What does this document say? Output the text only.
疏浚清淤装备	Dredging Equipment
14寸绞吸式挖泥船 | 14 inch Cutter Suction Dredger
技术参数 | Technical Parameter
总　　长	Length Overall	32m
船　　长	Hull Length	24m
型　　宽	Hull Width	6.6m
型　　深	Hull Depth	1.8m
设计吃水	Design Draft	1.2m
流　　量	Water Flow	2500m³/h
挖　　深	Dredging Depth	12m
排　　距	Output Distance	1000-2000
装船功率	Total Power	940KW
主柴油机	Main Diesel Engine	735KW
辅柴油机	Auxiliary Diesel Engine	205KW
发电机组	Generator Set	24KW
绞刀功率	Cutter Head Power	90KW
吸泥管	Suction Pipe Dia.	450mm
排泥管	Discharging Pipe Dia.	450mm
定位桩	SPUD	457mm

-=-=-=-=-

:: EXERCISE BRIEF ::
In the listing, find every line with the word "Diesel" and state how many there are, nothing more.

:: OUTPUT OF THE EXERCISE ::
2